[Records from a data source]

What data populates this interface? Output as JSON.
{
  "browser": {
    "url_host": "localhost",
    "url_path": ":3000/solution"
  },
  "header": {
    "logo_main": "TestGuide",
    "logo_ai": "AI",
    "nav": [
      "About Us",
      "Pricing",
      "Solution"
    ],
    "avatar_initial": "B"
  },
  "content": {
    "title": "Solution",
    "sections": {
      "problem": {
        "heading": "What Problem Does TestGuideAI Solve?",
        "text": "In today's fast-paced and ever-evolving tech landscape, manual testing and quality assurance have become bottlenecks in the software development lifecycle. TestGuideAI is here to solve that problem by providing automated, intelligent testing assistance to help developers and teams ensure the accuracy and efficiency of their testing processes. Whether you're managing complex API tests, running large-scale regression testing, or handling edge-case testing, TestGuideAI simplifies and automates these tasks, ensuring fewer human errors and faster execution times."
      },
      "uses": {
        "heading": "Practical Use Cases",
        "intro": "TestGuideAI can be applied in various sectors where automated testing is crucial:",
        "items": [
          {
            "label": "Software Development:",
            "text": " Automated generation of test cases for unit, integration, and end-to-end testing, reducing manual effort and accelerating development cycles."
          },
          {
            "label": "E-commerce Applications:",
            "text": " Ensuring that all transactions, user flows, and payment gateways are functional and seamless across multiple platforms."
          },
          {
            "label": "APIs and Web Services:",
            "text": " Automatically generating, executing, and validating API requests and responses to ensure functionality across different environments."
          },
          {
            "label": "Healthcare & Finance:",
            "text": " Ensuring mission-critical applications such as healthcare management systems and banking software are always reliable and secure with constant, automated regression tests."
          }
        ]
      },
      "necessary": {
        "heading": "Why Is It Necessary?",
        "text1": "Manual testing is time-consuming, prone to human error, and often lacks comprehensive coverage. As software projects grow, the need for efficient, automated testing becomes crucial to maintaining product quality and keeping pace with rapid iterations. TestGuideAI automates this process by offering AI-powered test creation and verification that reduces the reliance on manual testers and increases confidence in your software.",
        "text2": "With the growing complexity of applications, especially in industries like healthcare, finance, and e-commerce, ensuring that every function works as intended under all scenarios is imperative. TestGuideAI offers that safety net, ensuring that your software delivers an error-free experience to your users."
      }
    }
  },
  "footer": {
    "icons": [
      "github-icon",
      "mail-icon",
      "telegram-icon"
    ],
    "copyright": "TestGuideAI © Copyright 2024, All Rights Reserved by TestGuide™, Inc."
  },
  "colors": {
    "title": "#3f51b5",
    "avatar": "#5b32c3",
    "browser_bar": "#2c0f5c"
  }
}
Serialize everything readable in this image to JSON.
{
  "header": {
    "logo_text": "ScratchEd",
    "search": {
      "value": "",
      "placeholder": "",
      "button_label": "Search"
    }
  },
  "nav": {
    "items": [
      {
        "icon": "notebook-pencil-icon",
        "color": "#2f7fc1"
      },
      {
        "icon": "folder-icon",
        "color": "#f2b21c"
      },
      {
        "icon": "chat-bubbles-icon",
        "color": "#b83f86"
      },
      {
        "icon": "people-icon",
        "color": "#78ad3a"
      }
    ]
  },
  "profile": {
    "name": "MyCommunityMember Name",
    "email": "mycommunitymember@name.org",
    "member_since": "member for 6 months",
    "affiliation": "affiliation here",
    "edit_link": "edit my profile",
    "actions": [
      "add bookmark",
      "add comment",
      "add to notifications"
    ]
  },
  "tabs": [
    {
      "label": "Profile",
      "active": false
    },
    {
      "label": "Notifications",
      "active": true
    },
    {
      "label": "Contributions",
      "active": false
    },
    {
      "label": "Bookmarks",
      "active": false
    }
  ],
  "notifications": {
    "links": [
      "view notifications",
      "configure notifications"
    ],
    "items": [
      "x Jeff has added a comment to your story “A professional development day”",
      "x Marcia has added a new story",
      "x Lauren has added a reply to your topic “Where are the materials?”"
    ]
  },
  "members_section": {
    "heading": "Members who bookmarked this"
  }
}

== Given instruction ==
Output all preceding records character for character.

== Task answer ==
What data populates this interface? Output as JSON.
{
  "browser": {
    "url_host": "localhost",
    "url_path": ":3000/solution"
  },
  "header": {
    "logo_main": "TestGuide",
    "logo_ai": "AI",
    "nav": [
      "About Us",
      "Pricing",
      "Solution"
    ],
    "avatar_initial": "B"
  },
  "content": {
    "title": "Solution",
    "sections": {
      "problem": {
        "heading": "What Problem Does TestGuideAI Solve?",
        "text": "In today's fast-paced and ever-evolving tech landscape, manual testing and quality assurance have become bottlenecks in the software development lifecycle. TestGuideAI is here to solve that problem by providing automated, intelligent testing assistance to help developers and teams ensure the accuracy and efficiency of their testing processes. Whether you're managing complex API tests, running large-scale regression testing, or handling edge-case testing, TestGuideAI simplifies and automates these tasks, ensuring fewer human errors and faster execution times."
      },
      "uses": {
        "heading": "Practical Use Cases",
        "intro": "TestGuideAI can be applied in various sectors where automated testing is crucial:",
        "items": [
          {
            "label": "Software Development:",
            "text": " Automated generation of test cases for unit, integration, and end-to-end testing, reducing manual effort and accelerating development cycles."
          },
          {
            "label": "E-commerce Applications:",
            "text": " Ensuring that all transactions, user flows, and payment gateways are functional and seamless across multiple platforms."
          },
          {
            "label": "APIs and Web Services:",
            "text": " Automatically generating, executing, and validating API requests and responses to ensure functionality across different environments."
          },
          {
            "label": "Healthcare & Finance:",
            "text": " Ensuring mission-critical applications such as healthcare management systems and banking software are always reliable and secure with constant, automated regression tests."
          }
        ]
      },
      "necessary": {
        "heading": "Why Is It Necessary?",
        "text1": "Manual testing is time-consuming, prone to human error, and often lacks comprehensive coverage. As software projects grow, the need for efficient, automated testing becomes crucial to maintaining product quality and keeping pace with rapid iterations. TestGuideAI automates this process by offering AI-powered test creation and verification that reduces the reliance on manual testers and increases confidence in your software.",
        "text2": "With the growing complexity of applications, especially in industries like healthcare, finance, and e-commerce, ensuring that every function works as intended under all scenarios is imperative. TestGuideAI offers that safety net, ensuring that your software delivers an error-free experience to your users."
      }
    }
  },
  "footer": {
    "icons": [
      "github-icon",
      "mail-icon",
      "telegram-icon"
    ],
    "copyright": "TestGuideAI © Copyright 2024, All Rights Reserved by TestGuide™, Inc."
  },
  "colors": {
    "title": "#3f51b5",
    "avatar": "#5b32c3",
    "browser_bar": "#2c0f5c"
  }
}
Serialize everything readable in this image to JSON.
{
  "header": {
    "logo_text": "ScratchEd",
    "search": {
      "value": "",
      "placeholder": "",
      "button_label": "Search"
    }
  },
  "nav": {
    "items": [
      {
        "icon": "notebook-pencil-icon",
        "color": "#2f7fc1"
      },
      {
        "icon": "folder-icon",
        "color": "#f2b21c"
      },
      {
        "icon": "chat-bubbles-icon",
        "color": "#b83f86"
      },
      {
        "icon": "people-icon",
        "color": "#78ad3a"
      }
    ]
  },
  "profile": {
    "name": "MyCommunityMember Name",
    "email": "mycommunitymember@name.org",
    "member_since": "member for 6 months",
    "affiliation": "affiliation here",
    "edit_link": "edit my profile",
    "actions": [
      "add bookmark",
      "add comment",
      "add to notifications"
    ]
  },
  "tabs": [
    {
      "label": "Profile",
      "active": false
    },
    {
      "label": "Notifications",
      "active": true
    },
    {
      "label": "Contributions",
      "active": false
    },
    {
      "label": "Bookmarks",
      "active": false
    }
  ],
  "notifications": {
    "links": [
      "view notifications",
      "configure notifications"
    ],
    "items": [
      "x Jeff has added a comment to your story “A professional development day”",
      "x Marcia has added a new story",
      "x Lauren has added a reply to your topic “Where are the materials?”"
    ]
  },
  "members_section": {
    "heading": "Members who bookmarked this"
  }
}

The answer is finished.